— Your instructions —
Every line below must be reproduced exactly. Copy them all.

— Extracted records —
----
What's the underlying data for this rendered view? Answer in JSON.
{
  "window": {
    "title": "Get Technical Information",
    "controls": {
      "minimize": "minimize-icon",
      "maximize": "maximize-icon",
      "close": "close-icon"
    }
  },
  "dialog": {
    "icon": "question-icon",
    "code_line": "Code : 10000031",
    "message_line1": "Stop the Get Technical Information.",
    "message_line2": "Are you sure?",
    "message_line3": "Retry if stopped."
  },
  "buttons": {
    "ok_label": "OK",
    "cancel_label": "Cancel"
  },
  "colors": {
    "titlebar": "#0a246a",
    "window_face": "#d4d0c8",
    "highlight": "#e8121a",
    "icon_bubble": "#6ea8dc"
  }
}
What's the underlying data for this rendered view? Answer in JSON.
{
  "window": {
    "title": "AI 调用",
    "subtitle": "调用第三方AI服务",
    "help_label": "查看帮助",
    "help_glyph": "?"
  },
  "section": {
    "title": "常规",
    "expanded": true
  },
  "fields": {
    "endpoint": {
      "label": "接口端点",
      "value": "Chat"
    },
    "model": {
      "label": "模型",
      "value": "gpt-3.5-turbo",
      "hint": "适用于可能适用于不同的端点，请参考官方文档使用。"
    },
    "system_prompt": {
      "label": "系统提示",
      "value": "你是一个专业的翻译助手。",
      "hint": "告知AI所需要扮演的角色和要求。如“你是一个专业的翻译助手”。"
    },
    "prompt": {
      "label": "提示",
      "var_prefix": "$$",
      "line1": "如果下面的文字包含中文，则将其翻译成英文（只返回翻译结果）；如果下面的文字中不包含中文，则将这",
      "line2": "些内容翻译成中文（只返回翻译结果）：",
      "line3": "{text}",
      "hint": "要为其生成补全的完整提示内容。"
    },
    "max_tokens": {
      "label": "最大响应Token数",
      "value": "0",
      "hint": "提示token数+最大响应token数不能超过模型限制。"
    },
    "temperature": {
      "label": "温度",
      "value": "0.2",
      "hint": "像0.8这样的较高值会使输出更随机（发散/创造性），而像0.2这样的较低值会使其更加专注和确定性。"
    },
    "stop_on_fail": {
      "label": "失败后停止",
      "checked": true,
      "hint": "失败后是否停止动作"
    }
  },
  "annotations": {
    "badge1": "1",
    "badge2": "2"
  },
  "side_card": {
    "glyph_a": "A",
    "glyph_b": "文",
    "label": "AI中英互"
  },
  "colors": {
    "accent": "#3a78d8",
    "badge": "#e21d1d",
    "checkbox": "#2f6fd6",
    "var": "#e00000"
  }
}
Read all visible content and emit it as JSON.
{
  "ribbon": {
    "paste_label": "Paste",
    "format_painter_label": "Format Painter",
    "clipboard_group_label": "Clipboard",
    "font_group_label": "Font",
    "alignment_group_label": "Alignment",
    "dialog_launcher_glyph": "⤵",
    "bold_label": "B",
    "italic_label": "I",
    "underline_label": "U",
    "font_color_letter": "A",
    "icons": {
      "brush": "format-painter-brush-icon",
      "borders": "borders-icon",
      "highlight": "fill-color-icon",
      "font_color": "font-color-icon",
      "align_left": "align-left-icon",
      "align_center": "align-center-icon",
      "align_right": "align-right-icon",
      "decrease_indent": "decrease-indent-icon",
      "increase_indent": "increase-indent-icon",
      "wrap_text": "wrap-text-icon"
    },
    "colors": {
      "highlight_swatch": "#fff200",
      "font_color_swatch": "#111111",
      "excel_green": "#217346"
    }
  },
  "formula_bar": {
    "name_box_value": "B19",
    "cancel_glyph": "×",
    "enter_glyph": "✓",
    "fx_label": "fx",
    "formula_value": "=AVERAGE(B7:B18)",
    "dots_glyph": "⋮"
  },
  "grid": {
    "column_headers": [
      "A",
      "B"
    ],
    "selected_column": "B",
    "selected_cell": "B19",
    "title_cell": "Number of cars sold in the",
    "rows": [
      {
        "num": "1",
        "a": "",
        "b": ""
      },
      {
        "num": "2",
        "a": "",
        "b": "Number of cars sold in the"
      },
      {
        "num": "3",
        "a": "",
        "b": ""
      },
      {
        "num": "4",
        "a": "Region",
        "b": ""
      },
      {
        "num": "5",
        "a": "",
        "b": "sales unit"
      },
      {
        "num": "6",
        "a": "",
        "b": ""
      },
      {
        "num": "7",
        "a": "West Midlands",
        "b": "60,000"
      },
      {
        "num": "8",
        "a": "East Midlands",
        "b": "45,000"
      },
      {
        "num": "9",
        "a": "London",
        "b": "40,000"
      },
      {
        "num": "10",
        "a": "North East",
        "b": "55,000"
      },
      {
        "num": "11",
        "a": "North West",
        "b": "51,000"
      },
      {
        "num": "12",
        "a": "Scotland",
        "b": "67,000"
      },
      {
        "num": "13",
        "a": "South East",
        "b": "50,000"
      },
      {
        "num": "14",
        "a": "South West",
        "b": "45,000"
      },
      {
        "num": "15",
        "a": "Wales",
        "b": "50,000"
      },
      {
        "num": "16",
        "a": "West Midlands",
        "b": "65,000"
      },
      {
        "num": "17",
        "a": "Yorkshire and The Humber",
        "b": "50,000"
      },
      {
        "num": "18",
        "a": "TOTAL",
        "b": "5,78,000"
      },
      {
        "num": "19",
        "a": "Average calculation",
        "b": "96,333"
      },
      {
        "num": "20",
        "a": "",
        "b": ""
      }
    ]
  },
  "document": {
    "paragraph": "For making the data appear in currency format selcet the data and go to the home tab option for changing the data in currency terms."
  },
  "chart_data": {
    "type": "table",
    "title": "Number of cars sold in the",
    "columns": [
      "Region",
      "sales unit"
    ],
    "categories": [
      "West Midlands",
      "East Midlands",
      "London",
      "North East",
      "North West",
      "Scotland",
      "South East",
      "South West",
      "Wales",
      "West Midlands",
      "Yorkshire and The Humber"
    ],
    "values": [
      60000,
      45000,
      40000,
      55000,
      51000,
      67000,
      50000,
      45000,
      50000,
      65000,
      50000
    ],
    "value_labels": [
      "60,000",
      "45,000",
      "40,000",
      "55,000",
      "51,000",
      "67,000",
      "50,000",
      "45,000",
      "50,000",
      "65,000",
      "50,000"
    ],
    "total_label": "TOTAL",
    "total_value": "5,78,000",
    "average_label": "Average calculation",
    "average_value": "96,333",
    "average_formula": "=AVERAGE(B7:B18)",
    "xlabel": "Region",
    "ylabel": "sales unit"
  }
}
----
— In response —
What's the underlying data for this rendered view? Answer in JSON.
{
  "window": {
    "title": "Get Technical Information",
    "controls": {
      "minimize": "minimize-icon",
      "maximize": "maximize-icon",
      "close": "close-icon"
    }
  },
  "dialog": {
    "icon": "question-icon",
    "code_line": "Code : 10000031",
    "message_line1": "Stop the Get Technical Information.",
    "message_line2": "Are you sure?",
    "message_line3": "Retry if stopped."
  },
  "buttons": {
    "ok_label": "OK",
    "cancel_label": "Cancel"
  },
  "colors": {
    "titlebar": "#0a246a",
    "window_face": "#d4d0c8",
    "highlight": "#e8121a",
    "icon_bubble": "#6ea8dc"
  }
}
What's the underlying data for this rendered view? Answer in JSON.
{
  "window": {
    "title": "AI 调用",
    "subtitle": "调用第三方AI服务",
    "help_label": "查看帮助",
    "help_glyph": "?"
  },
  "section": {
    "title": "常规",
    "expanded": true
  },
  "fields": {
    "endpoint": {
      "label": "接口端点",
      "value": "Chat"
    },
    "model": {
      "label": "模型",
      "value": "gpt-3.5-turbo",
      "hint": "适用于可能适用于不同的端点，请参考官方文档使用。"
    },
    "system_prompt": {
      "label": "系统提示",
      "value": "你是一个专业的翻译助手。",
      "hint": "告知AI所需要扮演的角色和要求。如“你是一个专业的翻译助手”。"
    },
    "prompt": {
      "label": "提示",
      "var_prefix": "$$",
      "line1": "如果下面的文字包含中文，则将其翻译成英文（只返回翻译结果）；如果下面的文字中不包含中文，则将这",
      "line2": "些内容翻译成中文（只返回翻译结果）：",
      "line3": "{text}",
      "hint": "要为其生成补全的完整提示内容。"
    },
    "max_tokens": {
      "label": "最大响应Token数",
      "value": "0",
      "hint": "提示token数+最大响应token数不能超过模型限制。"
    },
    "temperature": {
      "label": "温度",
      "value": "0.2",
      "hint": "像0.8这样的较高值会使输出更随机（发散/创造性），而像0.2这样的较低值会使其更加专注和确定性。"
    },
    "stop_on_fail": {
      "label": "失败后停止",
      "checked": true,
      "hint": "失败后是否停止动作"
    }
  },
  "annotations": {
    "badge1": "1",
    "badge2": "2"
  },
  "side_card": {
    "glyph_a": "A",
    "glyph_b": "文",
    "label": "AI中英互"
  },
  "colors": {
    "accent": "#3a78d8",
    "badge": "#e21d1d",
    "checkbox": "#2f6fd6",
    "var": "#e00000"
  }
}
Read all visible content and emit it as JSON.
{
  "ribbon": {
    "paste_label": "Paste",
    "format_painter_label": "Format Painter",
    "clipboard_group_label": "Clipboard",
    "font_group_label": "Font",
    "alignment_group_label": "Alignment",
    "dialog_launcher_glyph": "⤵",
    "bold_label": "B",
    "italic_label": "I",
    "underline_label": "U",
    "font_color_letter": "A",
    "icons": {
      "brush": "format-painter-brush-icon",
      "borders": "borders-icon",
      "highlight": "fill-color-icon",
      "font_color": "font-color-icon",
      "align_left": "align-left-icon",
      "align_center": "align-center-icon",
      "align_right": "align-right-icon",
      "decrease_indent": "decrease-indent-icon",
      "increase_indent": "increase-indent-icon",
      "wrap_text": "wrap-text-icon"
    },
    "colors": {
      "highlight_swatch": "#fff200",
      "font_color_swatch": "#111111",
      "excel_green": "#217346"
    }
  },
  "formula_bar": {
    "name_box_value": "B19",
    "cancel_glyph": "×",
    "enter_glyph": "✓",
    "fx_label": "fx",
    "formula_value": "=AVERAGE(B7:B18)",
    "dots_glyph": "⋮"
  },
  "grid": {
    "column_headers": [
      "A",
      "B"
    ],
    "selected_column": "B",
    "selected_cell": "B19",
    "title_cell": "Number of cars sold in the",
    "rows": [
      {
        "num": "1",
        "a": "",
        "b": ""
      },
      {
        "num": "2",
        "a": "",
        "b": "Number of cars sold in the"
      },
      {
        "num": "3",
        "a": "",
        "b": ""
      },
      {
        "num": "4",
        "a": "Region",
        "b": ""
      },
      {
        "num": "5",
        "a": "",
        "b": "sales unit"
      },
      {
        "num": "6",
        "a": "",
        "b": ""
      },
      {
        "num": "7",
        "a": "West Midlands",
        "b": "60,000"
      },
      {
        "num": "8",
        "a": "East Midlands",
        "b": "45,000"
      },
      {
        "num": "9",
        "a": "London",
        "b": "40,000"
      },
      {
        "num": "10",
        "a": "North East",
        "b": "55,000"
      },
      {
        "num": "11",
        "a": "North West",
        "b": "51,000"
      },
      {
        "num": "12",
        "a": "Scotland",
        "b": "67,000"
      },
      {
        "num": "13",
        "a": "South East",
        "b": "50,000"
      },
      {
        "num": "14",
        "a": "South West",
        "b": "45,000"
      },
      {
        "num": "15",
        "a": "Wales",
        "b": "50,000"
      },
      {
        "num": "16",
        "a": "West Midlands",
        "b": "65,000"
      },
      {
        "num": "17",
        "a": "Yorkshire and The Humber",
        "b": "50,000"
      },
      {
        "num": "18",
        "a": "TOTAL",
        "b": "5,78,000"
      },
      {
        "num": "19",
        "a": "Average calculation",
        "b": "96,333"
      },
      {
        "num": "20",
        "a": "",
        "b": ""
      }
    ]
  },
  "document": {
    "paragraph": "For making the data appear in currency format selcet the data and go to the home tab option for changing the data in currency terms."
  },
  "chart_data": {
    "type": "table",
    "title": "Number of cars sold in the",
    "columns": [
      "Region",
      "sales unit"
    ],
    "categories": [
      "West Midlands",
      "East Midlands",
      "London",
      "North East",
      "North West",
      "Scotland",
      "South East",
      "South West",
      "Wales",
      "West Midlands",
      "Yorkshire and The Humber"
    ],
    "values": [
      60000,
      45000,
      40000,
      55000,
      51000,
      67000,
      50000,
      45000,
      50000,
      65000,
      50000
    ],
    "value_labels": [
      "60,000",
      "45,000",
      "40,000",
      "55,000",
      "51,000",
      "67,000",
      "50,000",
      "45,000",
      "50,000",
      "65,000",
      "50,000"
    ],
    "total_label": "TOTAL",
    "total_value": "5,78,000",
    "average_label": "Average calculation",
    "average_value": "96,333",
    "average_formula": "=AVERAGE(B7:B18)",
    "xlabel": "Region",
    "ylabel": "sales unit"
  }
}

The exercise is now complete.